*** The records Section Begins ***

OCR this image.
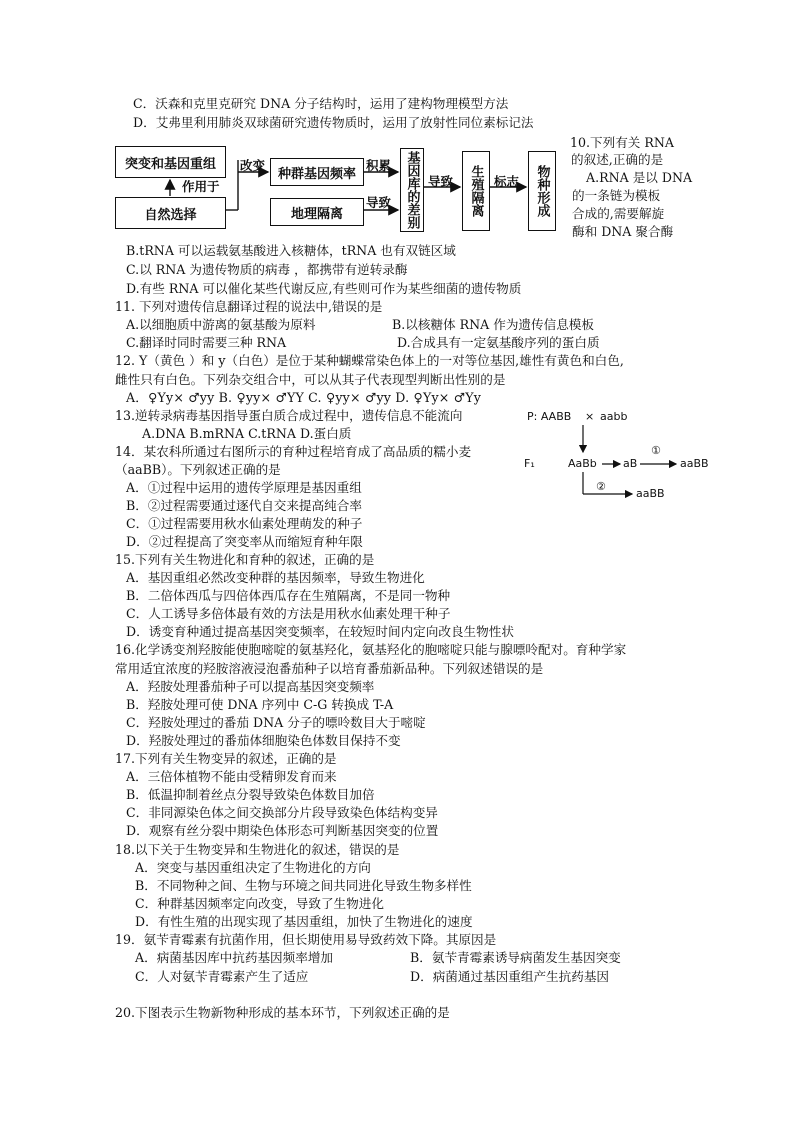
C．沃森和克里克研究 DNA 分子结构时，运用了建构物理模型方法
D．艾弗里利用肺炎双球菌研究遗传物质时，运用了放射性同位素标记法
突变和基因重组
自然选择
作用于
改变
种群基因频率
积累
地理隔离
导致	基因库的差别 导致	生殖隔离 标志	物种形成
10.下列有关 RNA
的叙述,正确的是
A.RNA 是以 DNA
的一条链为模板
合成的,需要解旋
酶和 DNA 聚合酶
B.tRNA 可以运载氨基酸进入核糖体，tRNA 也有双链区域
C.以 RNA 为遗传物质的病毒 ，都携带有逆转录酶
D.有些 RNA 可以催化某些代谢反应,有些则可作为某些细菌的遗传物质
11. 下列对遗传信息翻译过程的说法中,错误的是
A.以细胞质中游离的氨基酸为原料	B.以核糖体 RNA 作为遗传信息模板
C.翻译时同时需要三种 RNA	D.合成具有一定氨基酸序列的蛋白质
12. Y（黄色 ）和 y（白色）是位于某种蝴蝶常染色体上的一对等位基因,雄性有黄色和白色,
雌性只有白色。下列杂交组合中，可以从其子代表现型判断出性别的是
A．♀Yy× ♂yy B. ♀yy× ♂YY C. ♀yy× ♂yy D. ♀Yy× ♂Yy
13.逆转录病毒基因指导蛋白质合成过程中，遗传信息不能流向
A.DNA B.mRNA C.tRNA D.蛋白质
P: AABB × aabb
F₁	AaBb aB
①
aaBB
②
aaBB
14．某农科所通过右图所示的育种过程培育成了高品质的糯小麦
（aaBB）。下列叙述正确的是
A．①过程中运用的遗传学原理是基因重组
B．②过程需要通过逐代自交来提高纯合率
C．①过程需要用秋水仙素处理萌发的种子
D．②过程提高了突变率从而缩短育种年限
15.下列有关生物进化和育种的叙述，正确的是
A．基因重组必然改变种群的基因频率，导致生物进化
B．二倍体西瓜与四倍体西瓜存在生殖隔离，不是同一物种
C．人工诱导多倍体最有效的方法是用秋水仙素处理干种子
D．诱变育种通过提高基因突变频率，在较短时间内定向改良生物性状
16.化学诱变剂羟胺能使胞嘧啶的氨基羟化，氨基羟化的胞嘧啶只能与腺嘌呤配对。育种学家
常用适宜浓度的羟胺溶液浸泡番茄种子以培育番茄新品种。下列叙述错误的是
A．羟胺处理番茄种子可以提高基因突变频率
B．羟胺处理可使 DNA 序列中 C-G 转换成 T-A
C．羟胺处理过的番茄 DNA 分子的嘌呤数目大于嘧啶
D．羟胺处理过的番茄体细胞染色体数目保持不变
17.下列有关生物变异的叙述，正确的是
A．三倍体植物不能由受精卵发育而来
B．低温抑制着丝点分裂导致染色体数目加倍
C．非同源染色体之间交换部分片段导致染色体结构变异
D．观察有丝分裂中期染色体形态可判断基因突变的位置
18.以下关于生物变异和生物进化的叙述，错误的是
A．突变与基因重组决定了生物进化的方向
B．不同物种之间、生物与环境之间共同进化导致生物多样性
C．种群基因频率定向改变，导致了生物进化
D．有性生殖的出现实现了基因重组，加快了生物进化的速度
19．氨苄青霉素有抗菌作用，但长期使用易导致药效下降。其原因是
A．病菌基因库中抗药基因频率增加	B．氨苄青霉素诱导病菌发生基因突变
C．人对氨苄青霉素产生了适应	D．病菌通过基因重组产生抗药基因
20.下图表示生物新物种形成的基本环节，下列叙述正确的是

*** The records Section Ends ***

Exact copies of the entries above are needed, with every picture removed.

OCR this image.
C．沃森和克里克研究 DNA 分子结构时，运用了建构物理模型方法
D．艾弗里利用肺炎双球菌研究遗传物质时，运用了放射性同位素标记法
突变和基因重组
自然选择
作用于
改变
种群基因频率
积累
地理隔离
导致	基因库的差别 导致	生殖隔离 标志	物种形成
10.下列有关 RNA
的叙述,正确的是
A.RNA 是以 DNA
的一条链为模板
合成的,需要解旋
酶和 DNA 聚合酶
B.tRNA 可以运载氨基酸进入核糖体，tRNA 也有双链区域
C.以 RNA 为遗传物质的病毒 ，都携带有逆转录酶
D.有些 RNA 可以催化某些代谢反应,有些则可作为某些细菌的遗传物质
11. 下列对遗传信息翻译过程的说法中,错误的是
A.以细胞质中游离的氨基酸为原料	B.以核糖体 RNA 作为遗传信息模板
C.翻译时同时需要三种 RNA	D.合成具有一定氨基酸序列的蛋白质
12. Y（黄色 ）和 y（白色）是位于某种蝴蝶常染色体上的一对等位基因,雄性有黄色和白色,
雌性只有白色。下列杂交组合中，可以从其子代表现型判断出性别的是
A．♀Yy× ♂yy B. ♀yy× ♂YY C. ♀yy× ♂yy D. ♀Yy× ♂Yy
13.逆转录病毒基因指导蛋白质合成过程中，遗传信息不能流向
A.DNA B.mRNA C.tRNA D.蛋白质
P: AABB × aabb
F₁	AaBb aB
①
aaBB
②
aaBB
14．某农科所通过右图所示的育种过程培育成了高品质的糯小麦
（aaBB）。下列叙述正确的是
A．①过程中运用的遗传学原理是基因重组
B．②过程需要通过逐代自交来提高纯合率
C．①过程需要用秋水仙素处理萌发的种子
D．②过程提高了突变率从而缩短育种年限
15.下列有关生物进化和育种的叙述，正确的是
A．基因重组必然改变种群的基因频率，导致生物进化
B．二倍体西瓜与四倍体西瓜存在生殖隔离，不是同一物种
C．人工诱导多倍体最有效的方法是用秋水仙素处理干种子
D．诱变育种通过提高基因突变频率，在较短时间内定向改良生物性状
16.化学诱变剂羟胺能使胞嘧啶的氨基羟化，氨基羟化的胞嘧啶只能与腺嘌呤配对。育种学家
常用适宜浓度的羟胺溶液浸泡番茄种子以培育番茄新品种。下列叙述错误的是
A．羟胺处理番茄种子可以提高基因突变频率
B．羟胺处理可使 DNA 序列中 C-G 转换成 T-A
C．羟胺处理过的番茄 DNA 分子的嘌呤数目大于嘧啶
D．羟胺处理过的番茄体细胞染色体数目保持不变
17.下列有关生物变异的叙述，正确的是
A．三倍体植物不能由受精卵发育而来
B．低温抑制着丝点分裂导致染色体数目加倍
C．非同源染色体之间交换部分片段导致染色体结构变异
D．观察有丝分裂中期染色体形态可判断基因突变的位置
18.以下关于生物变异和生物进化的叙述，错误的是
A．突变与基因重组决定了生物进化的方向
B．不同物种之间、生物与环境之间共同进化导致生物多样性
C．种群基因频率定向改变，导致了生物进化
D．有性生殖的出现实现了基因重组，加快了生物进化的速度
19．氨苄青霉素有抗菌作用，但长期使用易导致药效下降。其原因是
A．病菌基因库中抗药基因频率增加	B．氨苄青霉素诱导病菌发生基因突变
C．人对氨苄青霉素产生了适应	D．病菌通过基因重组产生抗药基因
20.下图表示生物新物种形成的基本环节，下列叙述正确的是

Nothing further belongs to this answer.